→ GOAL
Copy every line that mentions the word "Return".

** Start RECORDS FOR THE EXERCISE **

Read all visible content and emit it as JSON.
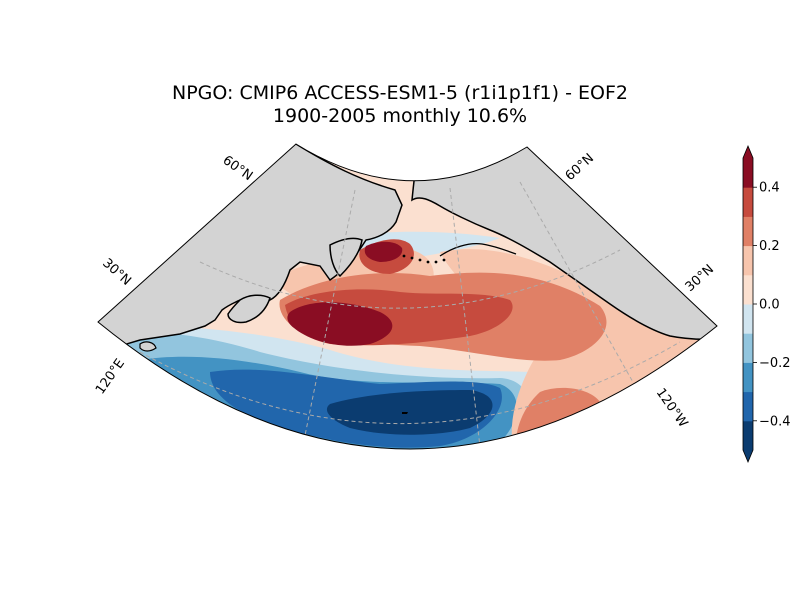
{
  "title": {
    "line1": "NPGO: CMIP6 ACCESS-ESM1-5 (r1i1p1f1) - EOF2",
    "line2": "1900-2005 monthly 10.6%"
  },
  "map": {
    "projection": "conic",
    "land_color": "#d3d3d3",
    "gridline_style": "dashed",
    "lat_labels": [
      "60°N",
      "30°N",
      "60°N",
      "30°N"
    ],
    "lon_labels": [
      "120°E",
      "120°W"
    ]
  },
  "colorbar": {
    "ticks": [
      "0.4",
      "0.2",
      "0.0",
      "−0.2",
      "−0.4"
    ],
    "levels": [
      -0.5,
      -0.4,
      -0.3,
      -0.2,
      -0.1,
      0.0,
      0.1,
      0.2,
      0.3,
      0.4,
      0.5
    ],
    "colors": [
      "#0b3c70",
      "#2166ac",
      "#4393c3",
      "#92c5de",
      "#d1e5f0",
      "#fbe0d0",
      "#f7c5ad",
      "#e08066",
      "#c64b3e",
      "#8a0d23"
    ],
    "extend": "both"
  }
}
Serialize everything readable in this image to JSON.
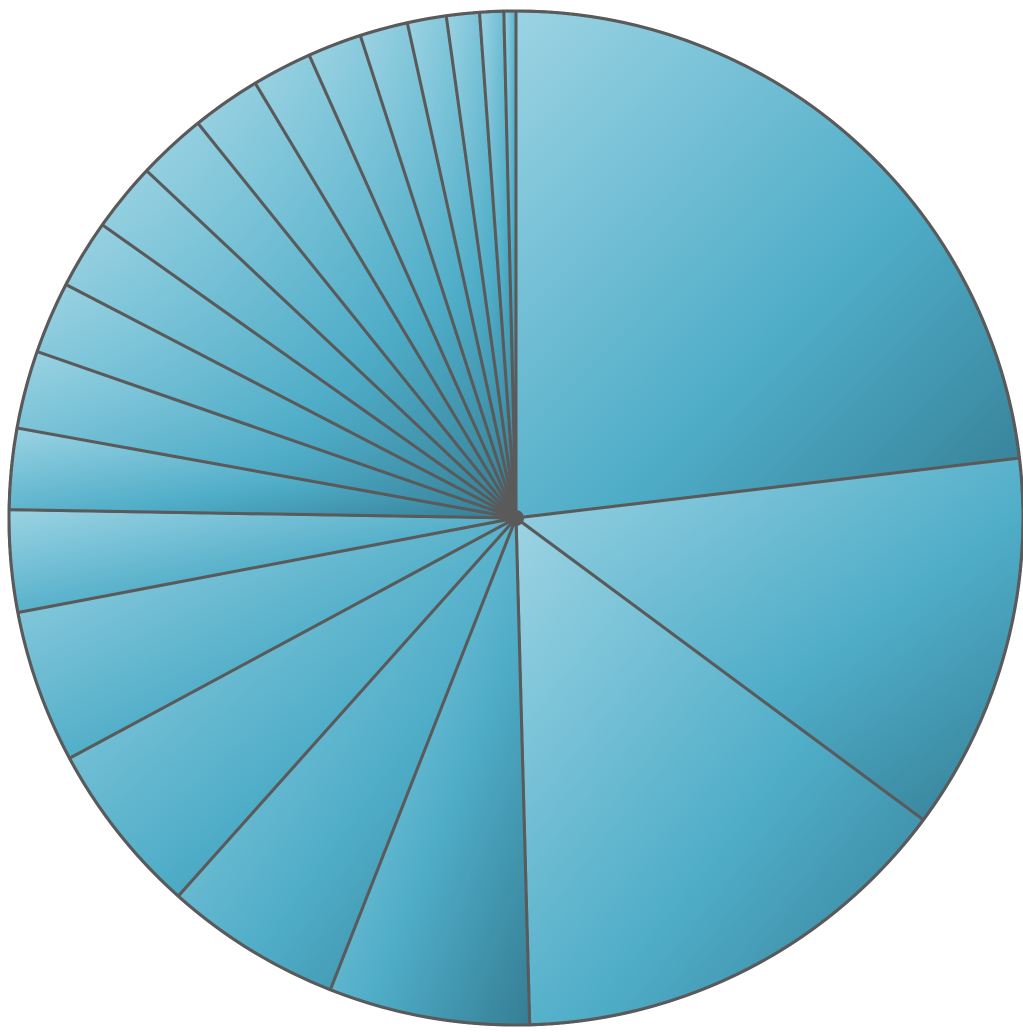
{
  "chart_data": {
    "type": "pie",
    "title": "",
    "start_angle_deg": 0,
    "direction": "clockwise",
    "values": [
      24.2,
      12.6,
      15.1,
      6.7,
      5.9,
      5.8,
      5.1,
      3.4,
      2.7,
      2.6,
      2.4,
      2.3,
      2.3,
      2.3,
      2.3,
      2.0,
      1.8,
      1.6,
      1.3,
      1.1,
      0.8,
      0.4
    ],
    "gradient": {
      "light": "#9bd3e3",
      "mid": "#4fadc8",
      "dark": "#357e95"
    },
    "stroke_color": "#5a5a5a"
  }
}
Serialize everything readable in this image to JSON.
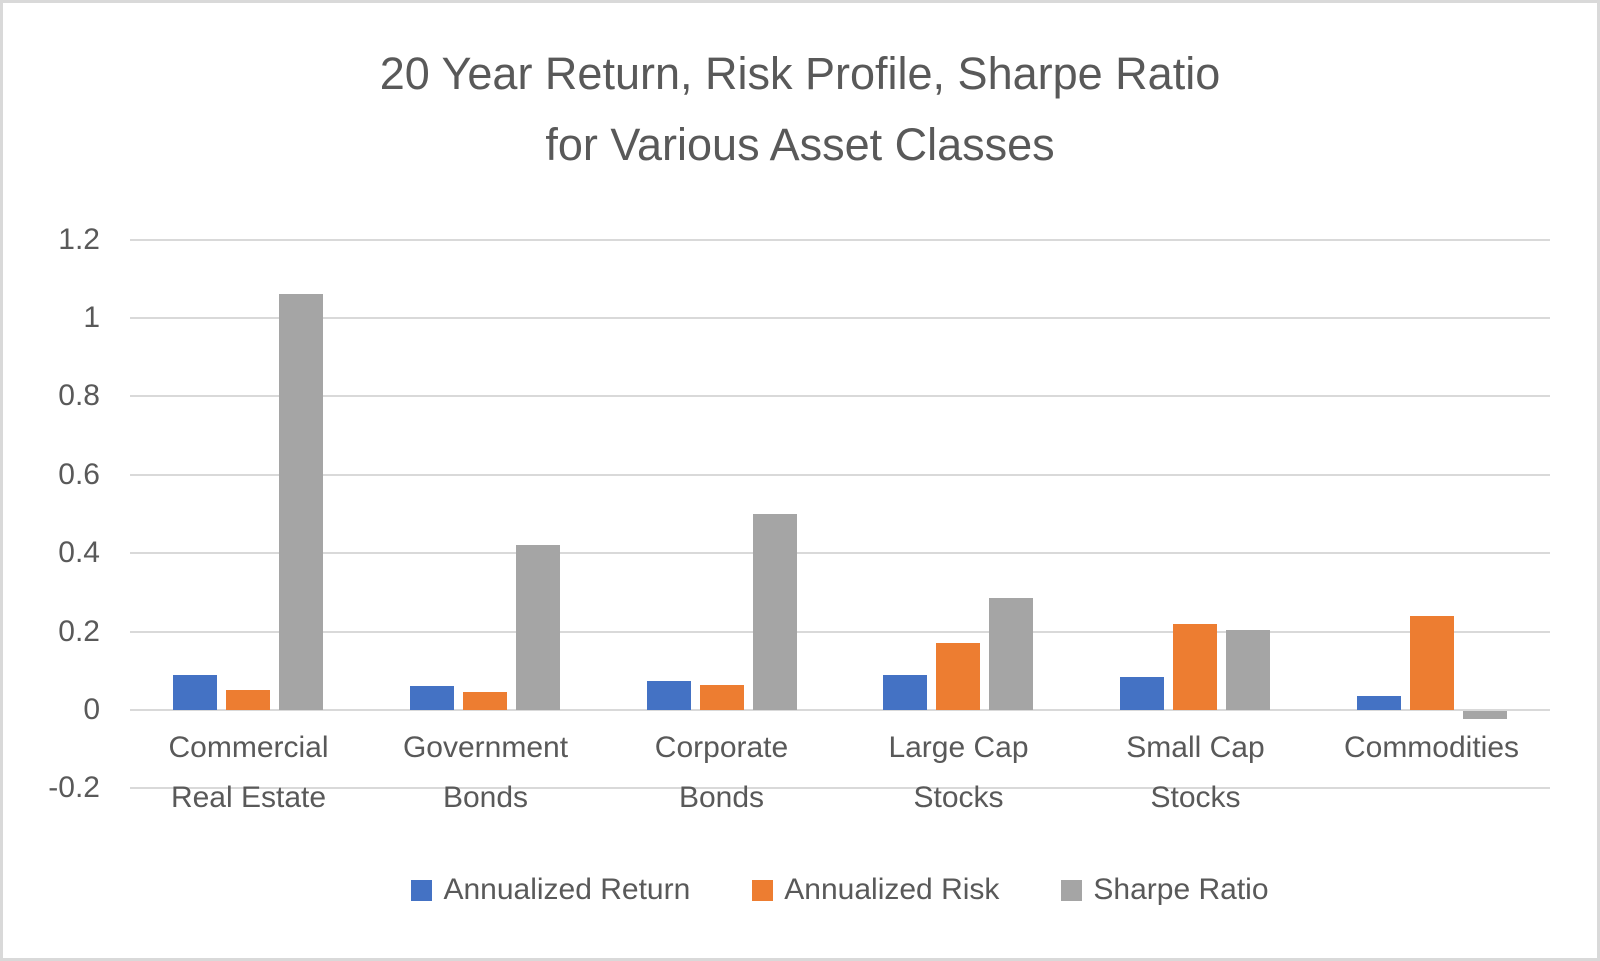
{
  "chart_data": {
    "type": "bar",
    "title": "20 Year Return, Risk Profile, Sharpe Ratio for Various Asset Classes",
    "title_lines": [
      "20 Year Return, Risk Profile, Sharpe Ratio",
      "for Various Asset Classes"
    ],
    "categories": [
      "Commercial Real Estate",
      "Government Bonds",
      "Corporate Bonds",
      "Large Cap Stocks",
      "Small Cap Stocks",
      "Commodities"
    ],
    "category_label_lines": [
      [
        "Commercial",
        "Real Estate"
      ],
      [
        "Government",
        "Bonds"
      ],
      [
        "Corporate",
        "Bonds"
      ],
      [
        "Large Cap",
        "Stocks"
      ],
      [
        "Small Cap",
        "Stocks"
      ],
      [
        "Commodities"
      ]
    ],
    "series": [
      {
        "name": "Annualized Return",
        "color": "#4472c4",
        "values": [
          0.09,
          0.06,
          0.075,
          0.09,
          0.085,
          0.035
        ]
      },
      {
        "name": "Annualized Risk",
        "color": "#ed7d31",
        "values": [
          0.05,
          0.045,
          0.065,
          0.17,
          0.22,
          0.24
        ]
      },
      {
        "name": "Sharpe Ratio",
        "color": "#a5a5a5",
        "values": [
          1.06,
          0.42,
          0.5,
          0.285,
          0.205,
          -0.02
        ]
      }
    ],
    "y_axis": {
      "min": -0.2,
      "max": 1.2,
      "tick_step": 0.2,
      "tick_labels": [
        "1.2",
        "1",
        "0.8",
        "0.6",
        "0.4",
        "0.2",
        "0",
        "-0.2"
      ]
    },
    "xlabel": "",
    "ylabel": "",
    "grid": true,
    "gridline_color": "#d9d9d9",
    "text_color": "#595959",
    "background_color": "#ffffff",
    "frame_border_color": "#d9d9d9",
    "legend_position": "bottom"
  }
}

** End RECORDS FOR THE EXERCISE **

→ EXERCISE OUTPUT
    "title": "20 Year Return, Risk Profile, Sharpe Ratio for Various Asset Classes",
      "20 Year Return, Risk Profile, Sharpe Ratio",
        "name": "Annualized Return",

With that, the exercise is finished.